* _AIM OF THE EXERCISE_:
Repeat each line of the material exactly.

===== EXERCISE DATA =====

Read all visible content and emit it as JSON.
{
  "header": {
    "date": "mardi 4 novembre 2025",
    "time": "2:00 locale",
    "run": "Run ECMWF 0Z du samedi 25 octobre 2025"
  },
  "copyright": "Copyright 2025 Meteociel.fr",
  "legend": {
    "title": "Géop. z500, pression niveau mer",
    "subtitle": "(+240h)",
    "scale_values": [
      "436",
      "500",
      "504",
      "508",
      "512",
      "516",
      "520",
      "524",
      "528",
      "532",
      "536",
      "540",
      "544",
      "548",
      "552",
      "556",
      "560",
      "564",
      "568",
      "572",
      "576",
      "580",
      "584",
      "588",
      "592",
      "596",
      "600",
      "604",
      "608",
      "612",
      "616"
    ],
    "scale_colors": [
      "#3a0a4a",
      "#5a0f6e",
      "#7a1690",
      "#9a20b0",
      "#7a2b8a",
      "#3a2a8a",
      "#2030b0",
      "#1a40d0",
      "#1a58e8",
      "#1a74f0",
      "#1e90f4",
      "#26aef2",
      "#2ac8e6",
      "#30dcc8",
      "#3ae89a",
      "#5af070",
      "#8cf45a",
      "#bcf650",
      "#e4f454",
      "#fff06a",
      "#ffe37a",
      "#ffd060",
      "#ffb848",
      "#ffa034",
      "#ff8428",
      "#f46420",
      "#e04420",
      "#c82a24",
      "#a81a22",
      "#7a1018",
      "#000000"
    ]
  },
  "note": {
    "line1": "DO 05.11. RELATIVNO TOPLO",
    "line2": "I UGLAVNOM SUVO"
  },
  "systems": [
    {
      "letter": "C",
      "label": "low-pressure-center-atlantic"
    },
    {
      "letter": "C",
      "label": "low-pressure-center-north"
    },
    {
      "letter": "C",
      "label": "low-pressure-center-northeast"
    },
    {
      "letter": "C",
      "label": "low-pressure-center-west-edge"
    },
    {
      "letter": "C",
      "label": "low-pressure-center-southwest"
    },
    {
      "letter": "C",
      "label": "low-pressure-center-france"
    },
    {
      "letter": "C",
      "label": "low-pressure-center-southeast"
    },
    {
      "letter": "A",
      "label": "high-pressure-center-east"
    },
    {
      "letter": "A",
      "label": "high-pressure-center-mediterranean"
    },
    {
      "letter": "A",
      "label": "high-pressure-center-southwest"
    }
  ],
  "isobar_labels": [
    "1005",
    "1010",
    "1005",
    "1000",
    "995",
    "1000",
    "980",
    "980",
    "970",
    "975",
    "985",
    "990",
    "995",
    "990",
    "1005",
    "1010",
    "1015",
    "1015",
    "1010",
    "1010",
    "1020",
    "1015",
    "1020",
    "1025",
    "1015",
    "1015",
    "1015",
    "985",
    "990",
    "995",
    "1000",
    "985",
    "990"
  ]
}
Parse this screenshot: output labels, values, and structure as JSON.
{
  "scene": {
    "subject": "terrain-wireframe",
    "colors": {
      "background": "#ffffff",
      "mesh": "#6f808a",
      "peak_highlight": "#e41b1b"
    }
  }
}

=====

* _EXERCISE ANSWER_:
Read all visible content and emit it as JSON.
{
  "header": {
    "date": "mardi 4 novembre 2025",
    "time": "2:00 locale",
    "run": "Run ECMWF 0Z du samedi 25 octobre 2025"
  },
  "copyright": "Copyright 2025 Meteociel.fr",
  "legend": {
    "title": "Géop. z500, pression niveau mer",
    "subtitle": "(+240h)",
    "scale_values": [
      "436",
      "500",
      "504",
      "508",
      "512",
      "516",
      "520",
      "524",
      "528",
      "532",
      "536",
      "540",
      "544",
      "548",
      "552",
      "556",
      "560",
      "564",
      "568",
      "572",
      "576",
      "580",
      "584",
      "588",
      "592",
      "596",
      "600",
      "604",
      "608",
      "612",
      "616"
    ],
    "scale_colors": [
      "#3a0a4a",
      "#5a0f6e",
      "#7a1690",
      "#9a20b0",
      "#7a2b8a",
      "#3a2a8a",
      "#2030b0",
      "#1a40d0",
      "#1a58e8",
      "#1a74f0",
      "#1e90f4",
      "#26aef2",
      "#2ac8e6",
      "#30dcc8",
      "#3ae89a",
      "#5af070",
      "#8cf45a",
      "#bcf650",
      "#e4f454",
      "#fff06a",
      "#ffe37a",
      "#ffd060",
      "#ffb848",
      "#ffa034",
      "#ff8428",
      "#f46420",
      "#e04420",
      "#c82a24",
      "#a81a22",
      "#7a1018",
      "#000000"
    ]
  },
  "note": {
    "line1": "DO 05.11. RELATIVNO TOPLO",
    "line2": "I UGLAVNOM SUVO"
  },
  "systems": [
    {
      "letter": "C",
      "label": "low-pressure-center-atlantic"
    },
    {
      "letter": "C",
      "label": "low-pressure-center-north"
    },
    {
      "letter": "C",
      "label": "low-pressure-center-northeast"
    },
    {
      "letter": "C",
      "label": "low-pressure-center-west-edge"
    },
    {
      "letter": "C",
      "label": "low-pressure-center-southwest"
    },
    {
      "letter": "C",
      "label": "low-pressure-center-france"
    },
    {
      "letter": "C",
      "label": "low-pressure-center-southeast"
    },
    {
      "letter": "A",
      "label": "high-pressure-center-east"
    },
    {
      "letter": "A",
      "label": "high-pressure-center-mediterranean"
    },
    {
      "letter": "A",
      "label": "high-pressure-center-southwest"
    }
  ],
  "isobar_labels": [
    "1005",
    "1010",
    "1005",
    "1000",
    "995",
    "1000",
    "980",
    "980",
    "970",
    "975",
    "985",
    "990",
    "995",
    "990",
    "1005",
    "1010",
    "1015",
    "1015",
    "1010",
    "1010",
    "1020",
    "1015",
    "1020",
    "1025",
    "1015",
    "1015",
    "1015",
    "985",
    "990",
    "995",
    "1000",
    "985",
    "990"
  ]
}
Parse this screenshot: output labels, values, and structure as JSON.
{
  "scene": {
    "subject": "terrain-wireframe",
    "colors": {
      "background": "#ffffff",
      "mesh": "#6f808a",
      "peak_highlight": "#e41b1b"
    }
  }
}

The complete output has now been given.